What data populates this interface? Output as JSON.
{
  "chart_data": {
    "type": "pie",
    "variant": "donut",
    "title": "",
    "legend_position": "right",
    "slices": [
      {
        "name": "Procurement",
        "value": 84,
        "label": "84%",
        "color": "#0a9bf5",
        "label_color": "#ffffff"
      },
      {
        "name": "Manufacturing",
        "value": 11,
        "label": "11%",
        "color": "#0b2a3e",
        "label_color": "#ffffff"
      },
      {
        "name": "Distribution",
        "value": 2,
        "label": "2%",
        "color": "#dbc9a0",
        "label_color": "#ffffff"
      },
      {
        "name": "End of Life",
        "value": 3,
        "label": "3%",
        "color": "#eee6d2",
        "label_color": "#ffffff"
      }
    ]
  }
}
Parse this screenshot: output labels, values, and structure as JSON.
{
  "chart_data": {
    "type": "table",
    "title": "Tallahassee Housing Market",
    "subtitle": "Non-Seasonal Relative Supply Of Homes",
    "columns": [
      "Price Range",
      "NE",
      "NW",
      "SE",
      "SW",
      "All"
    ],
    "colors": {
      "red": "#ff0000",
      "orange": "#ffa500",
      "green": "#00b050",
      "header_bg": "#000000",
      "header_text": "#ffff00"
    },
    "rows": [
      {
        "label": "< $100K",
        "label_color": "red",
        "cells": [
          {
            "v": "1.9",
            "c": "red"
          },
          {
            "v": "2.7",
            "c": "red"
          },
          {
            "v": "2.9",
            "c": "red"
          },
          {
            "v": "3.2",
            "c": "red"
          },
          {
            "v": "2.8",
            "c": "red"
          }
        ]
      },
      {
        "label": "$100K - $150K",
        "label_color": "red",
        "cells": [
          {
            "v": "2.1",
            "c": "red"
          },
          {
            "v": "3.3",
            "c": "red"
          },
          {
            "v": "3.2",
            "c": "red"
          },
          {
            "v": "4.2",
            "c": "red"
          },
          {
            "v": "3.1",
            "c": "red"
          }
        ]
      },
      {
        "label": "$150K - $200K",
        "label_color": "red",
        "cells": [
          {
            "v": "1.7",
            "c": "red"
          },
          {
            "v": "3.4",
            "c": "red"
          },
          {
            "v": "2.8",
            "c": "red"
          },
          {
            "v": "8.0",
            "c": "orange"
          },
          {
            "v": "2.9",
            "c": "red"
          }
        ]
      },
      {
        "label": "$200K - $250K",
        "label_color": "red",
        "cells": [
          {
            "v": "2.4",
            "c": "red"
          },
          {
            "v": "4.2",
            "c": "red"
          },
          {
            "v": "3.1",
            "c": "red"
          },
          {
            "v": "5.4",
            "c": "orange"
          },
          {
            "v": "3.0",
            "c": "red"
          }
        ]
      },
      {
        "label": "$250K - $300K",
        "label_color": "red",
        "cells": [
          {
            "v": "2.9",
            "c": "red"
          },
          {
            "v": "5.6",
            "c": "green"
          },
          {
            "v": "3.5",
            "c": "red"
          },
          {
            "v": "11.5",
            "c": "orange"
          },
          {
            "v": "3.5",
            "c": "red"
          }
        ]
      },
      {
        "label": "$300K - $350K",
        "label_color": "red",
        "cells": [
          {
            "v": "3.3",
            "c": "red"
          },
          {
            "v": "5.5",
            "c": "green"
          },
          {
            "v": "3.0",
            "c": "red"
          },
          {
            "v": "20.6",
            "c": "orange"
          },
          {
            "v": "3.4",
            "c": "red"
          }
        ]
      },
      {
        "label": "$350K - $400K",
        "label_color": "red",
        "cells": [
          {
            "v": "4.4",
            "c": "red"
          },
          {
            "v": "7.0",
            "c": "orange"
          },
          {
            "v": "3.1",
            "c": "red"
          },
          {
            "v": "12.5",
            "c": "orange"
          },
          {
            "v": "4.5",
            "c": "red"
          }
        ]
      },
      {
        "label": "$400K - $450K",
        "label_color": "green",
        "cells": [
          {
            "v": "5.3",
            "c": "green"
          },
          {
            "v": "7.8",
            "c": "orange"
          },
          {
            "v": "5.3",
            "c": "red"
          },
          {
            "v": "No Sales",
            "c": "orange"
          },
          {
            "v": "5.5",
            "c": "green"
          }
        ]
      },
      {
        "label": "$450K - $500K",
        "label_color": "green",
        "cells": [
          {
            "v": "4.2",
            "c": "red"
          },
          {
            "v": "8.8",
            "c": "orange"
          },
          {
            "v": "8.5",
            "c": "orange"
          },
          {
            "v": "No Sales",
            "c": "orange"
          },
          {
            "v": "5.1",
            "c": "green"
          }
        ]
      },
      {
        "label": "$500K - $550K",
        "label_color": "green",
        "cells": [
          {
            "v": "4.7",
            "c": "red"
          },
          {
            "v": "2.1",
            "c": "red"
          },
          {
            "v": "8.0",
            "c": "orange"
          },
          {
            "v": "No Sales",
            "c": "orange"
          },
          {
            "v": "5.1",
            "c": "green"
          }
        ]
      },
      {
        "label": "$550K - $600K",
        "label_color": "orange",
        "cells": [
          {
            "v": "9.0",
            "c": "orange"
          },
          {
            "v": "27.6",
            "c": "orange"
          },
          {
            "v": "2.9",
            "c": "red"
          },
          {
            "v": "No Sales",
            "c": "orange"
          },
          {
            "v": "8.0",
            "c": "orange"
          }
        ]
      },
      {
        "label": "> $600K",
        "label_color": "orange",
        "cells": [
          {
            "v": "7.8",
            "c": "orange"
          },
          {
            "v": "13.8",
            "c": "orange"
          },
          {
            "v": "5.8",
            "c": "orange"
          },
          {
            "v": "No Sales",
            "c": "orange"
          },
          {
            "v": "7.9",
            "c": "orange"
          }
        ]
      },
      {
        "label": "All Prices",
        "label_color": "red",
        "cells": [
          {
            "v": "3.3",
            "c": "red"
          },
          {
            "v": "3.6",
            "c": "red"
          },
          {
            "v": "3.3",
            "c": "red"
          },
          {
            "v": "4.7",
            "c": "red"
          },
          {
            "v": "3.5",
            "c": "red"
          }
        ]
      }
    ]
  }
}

**Task requirements:** Above are the records. Identify each line that contains the word "name".

**Answer to this problem:**
        "name": "Procurement",
        "name": "Manufacturing",
        "name": "Distribution",
        "name": "End of Life",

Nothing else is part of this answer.